WHAT THE TASK ASKS —
Go through the material below and copy each line where the word "screenshot" appears.
## BEGIN RECORDS TO PROCESS
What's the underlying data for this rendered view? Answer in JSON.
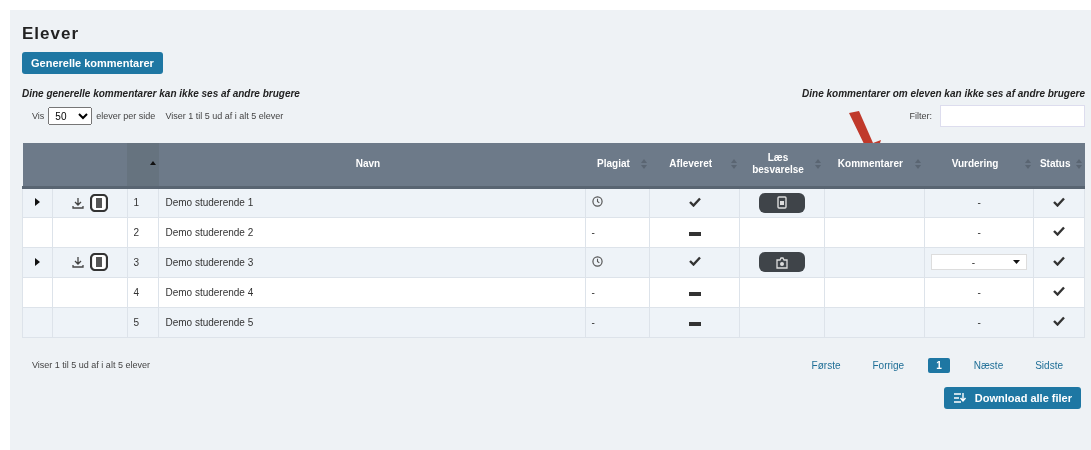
{
  "title": "Elever",
  "general_comments_button": "Generelle kommentarer",
  "notes": {
    "left": "Dine generelle kommentarer kan ikke ses af andre brugere",
    "right": "Dine kommentarer om eleven kan ikke ses af andre brugere"
  },
  "length": {
    "prefix": "Vis",
    "value": "50",
    "suffix": "elever per side",
    "info": "Viser 1 til 5 ud af i alt 5 elever"
  },
  "filter": {
    "label": "Filter:"
  },
  "annotation": {
    "kind": "arrow"
  },
  "columns": [
    {
      "sortable": true,
      "sorted": true
    },
    {
      "label": "Navn",
      "sortable": false
    },
    {
      "label": "Plagiat",
      "sortable": true,
      "sorted": false
    },
    {
      "label": "Afleveret",
      "sortable": true,
      "sorted": false
    },
    {
      "label": "Læs besvarelse",
      "sortable": true,
      "sorted": false
    },
    {
      "label": "Kommentarer",
      "sortable": true,
      "sorted": false
    },
    {
      "label": "Vurdering",
      "sortable": true,
      "sorted": false
    },
    {
      "label": "Status",
      "sortable": true,
      "sorted": false
    }
  ],
  "rows": [
    {
      "expandable": true,
      "files": true,
      "number": "1",
      "name": "Demo studerende 1",
      "plagiat": {
        "kind": "clock"
      },
      "afleveret": {
        "kind": "check"
      },
      "answer": {
        "kind": "document"
      },
      "vurdering": {
        "kind": "text",
        "value": "-"
      },
      "status": {
        "kind": "check"
      }
    },
    {
      "expandable": false,
      "files": false,
      "number": "2",
      "name": "Demo studerende 2",
      "plagiat": {
        "kind": "text",
        "value": "-"
      },
      "afleveret": {
        "kind": "dash"
      },
      "vurdering": {
        "kind": "text",
        "value": "-"
      },
      "status": {
        "kind": "check"
      }
    },
    {
      "expandable": true,
      "files": true,
      "number": "3",
      "name": "Demo studerende 3",
      "plagiat": {
        "kind": "clock"
      },
      "afleveret": {
        "kind": "check"
      },
      "answer": {
        "kind": "camera"
      },
      "vurdering": {
        "kind": "select",
        "value": "-"
      },
      "status": {
        "kind": "check"
      }
    },
    {
      "expandable": false,
      "files": false,
      "number": "4",
      "name": "Demo studerende 4",
      "plagiat": {
        "kind": "text",
        "value": "-"
      },
      "afleveret": {
        "kind": "dash"
      },
      "vurdering": {
        "kind": "text",
        "value": "-"
      },
      "status": {
        "kind": "check"
      }
    },
    {
      "expandable": false,
      "files": false,
      "number": "5",
      "name": "Demo studerende 5",
      "plagiat": {
        "kind": "text",
        "value": "-"
      },
      "afleveret": {
        "kind": "dash"
      },
      "vurdering": {
        "kind": "text",
        "value": "-"
      },
      "status": {
        "kind": "check"
      }
    }
  ],
  "footer_info": "Viser 1 til 5 ud af i alt 5 elever",
  "pagination": [
    {
      "label": "Første",
      "selected": false
    },
    {
      "label": "Forrige",
      "selected": false
    },
    {
      "label": "1",
      "selected": true
    },
    {
      "label": "Næste",
      "selected": false
    },
    {
      "label": "Sidste",
      "selected": false
    }
  ],
  "download_button": "Download alle filer"
}
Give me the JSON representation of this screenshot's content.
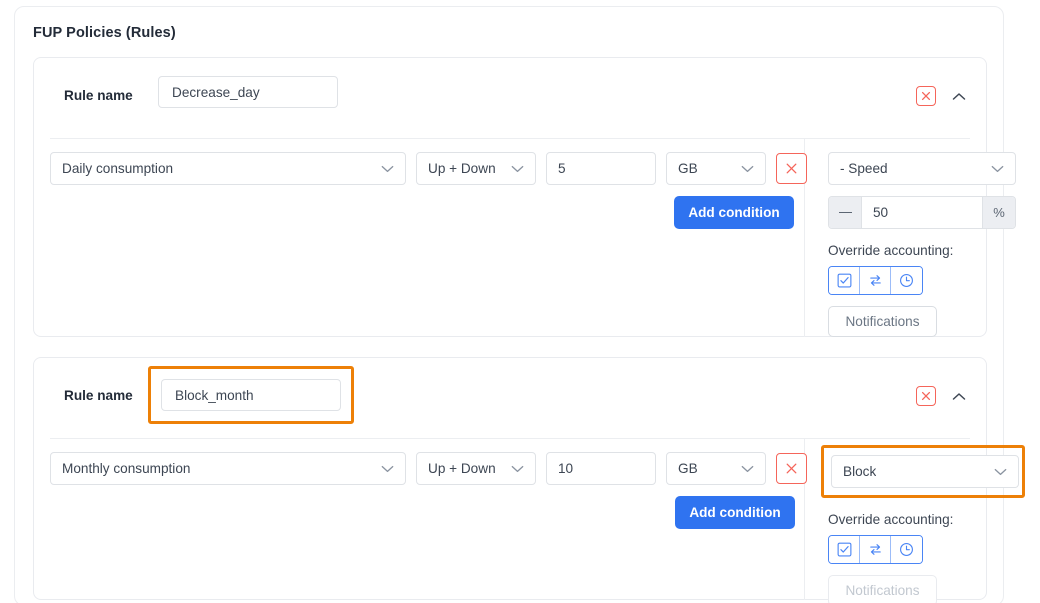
{
  "panel": {
    "title": "FUP Policies (Rules)"
  },
  "icons": {
    "delete_rule": "close-x-box-icon",
    "collapse": "chevron-up-icon",
    "delete_condition": "close-x-icon",
    "dropdown": "chevron-down-icon",
    "minus": "minus-icon",
    "override_checkbox": "checkbox-checked-icon",
    "override_swap": "swap-arrows-icon",
    "override_clock": "clock-icon"
  },
  "colors": {
    "accent_blue": "#2f73f0",
    "highlight_orange": "#ed8007",
    "danger_red": "#f5655a",
    "border_gray": "#dfe2e6",
    "text_dark": "#232b38",
    "text_body": "#3d4653",
    "text_muted": "#6b7684",
    "text_disabled": "#c2c8d0"
  },
  "labels": {
    "rule_name": "Rule name",
    "add_condition": "Add condition",
    "override_accounting": "Override accounting:",
    "notifications": "Notifications"
  },
  "rules": [
    {
      "name_value": "Decrease_day",
      "name_highlighted": false,
      "condition": {
        "metric": "Daily consumption",
        "direction": "Up + Down",
        "value": "5",
        "unit": "GB"
      },
      "action": {
        "type": "- Speed",
        "highlighted": false,
        "has_stepper": true,
        "stepper_value": "50",
        "stepper_suffix": "%"
      },
      "notifications_disabled": false
    },
    {
      "name_value": "Block_month",
      "name_highlighted": true,
      "condition": {
        "metric": "Monthly consumption",
        "direction": "Up + Down",
        "value": "10",
        "unit": "GB"
      },
      "action": {
        "type": "Block",
        "highlighted": true,
        "has_stepper": false,
        "stepper_value": "",
        "stepper_suffix": ""
      },
      "notifications_disabled": true
    }
  ]
}
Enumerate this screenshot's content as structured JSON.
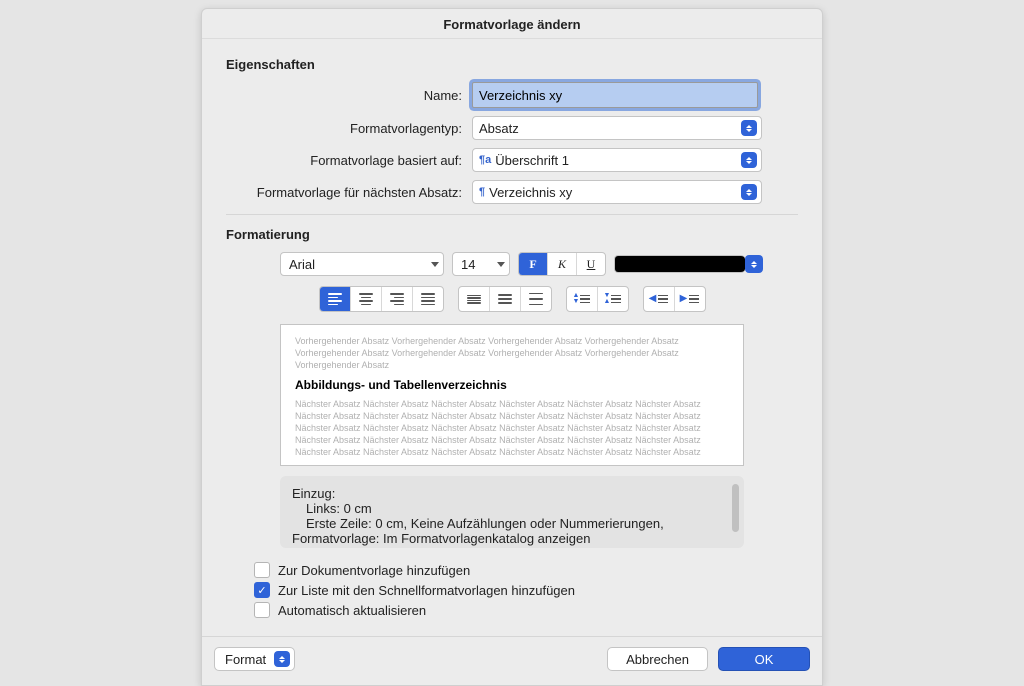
{
  "title": "Formatvorlage ändern",
  "properties": {
    "section": "Eigenschaften",
    "name_label": "Name:",
    "name_value": "Verzeichnis xy",
    "type_label": "Formatvorlagentyp:",
    "type_value": "Absatz",
    "based_on_label": "Formatvorlage basiert auf:",
    "based_on_value": "Überschrift 1",
    "based_on_icon": "¶a",
    "next_label": "Formatvorlage für nächsten Absatz:",
    "next_value": "Verzeichnis xy",
    "next_icon": "¶"
  },
  "formatting": {
    "section": "Formatierung",
    "font_value": "Arial",
    "size_value": "14",
    "bold_label": "F",
    "italic_label": "K",
    "underline_label": "U",
    "color_value": "#000000"
  },
  "preview": {
    "prev_text": "Vorhergehender Absatz Vorhergehender Absatz Vorhergehender Absatz Vorhergehender Absatz Vorhergehender Absatz Vorhergehender Absatz Vorhergehender Absatz Vorhergehender Absatz Vorhergehender Absatz",
    "sample_heading": "Abbildungs- und Tabellenverzeichnis",
    "next_text": "Nächster Absatz Nächster Absatz Nächster Absatz Nächster Absatz Nächster Absatz Nächster Absatz Nächster Absatz Nächster Absatz Nächster Absatz Nächster Absatz Nächster Absatz Nächster Absatz Nächster Absatz Nächster Absatz Nächster Absatz Nächster Absatz Nächster Absatz Nächster Absatz Nächster Absatz Nächster Absatz Nächster Absatz Nächster Absatz Nächster Absatz Nächster Absatz Nächster Absatz Nächster Absatz Nächster Absatz Nächster Absatz Nächster Absatz Nächster Absatz"
  },
  "description": {
    "l1": "Einzug:",
    "l2": "Links:  0 cm",
    "l3": "Erste Zeile:  0 cm,  Keine Aufzählungen oder Nummerierungen,",
    "l4": "Formatvorlage: Im Formatvorlagenkatalog anzeigen"
  },
  "checks": {
    "add_template": "Zur Dokumentvorlage hinzufügen",
    "add_quickstyles": "Zur Liste mit den Schnellformatvorlagen hinzufügen",
    "auto_update": "Automatisch aktualisieren",
    "add_template_checked": false,
    "add_quickstyles_checked": true,
    "auto_update_checked": false
  },
  "footer": {
    "format": "Format",
    "cancel": "Abbrechen",
    "ok": "OK"
  }
}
## END RECORDS TO PROCESS
WRITTEN RESPONSE —
Give me the JSON representation of this screenshot's content.
Enumerate this screenshot's content as structured JSON.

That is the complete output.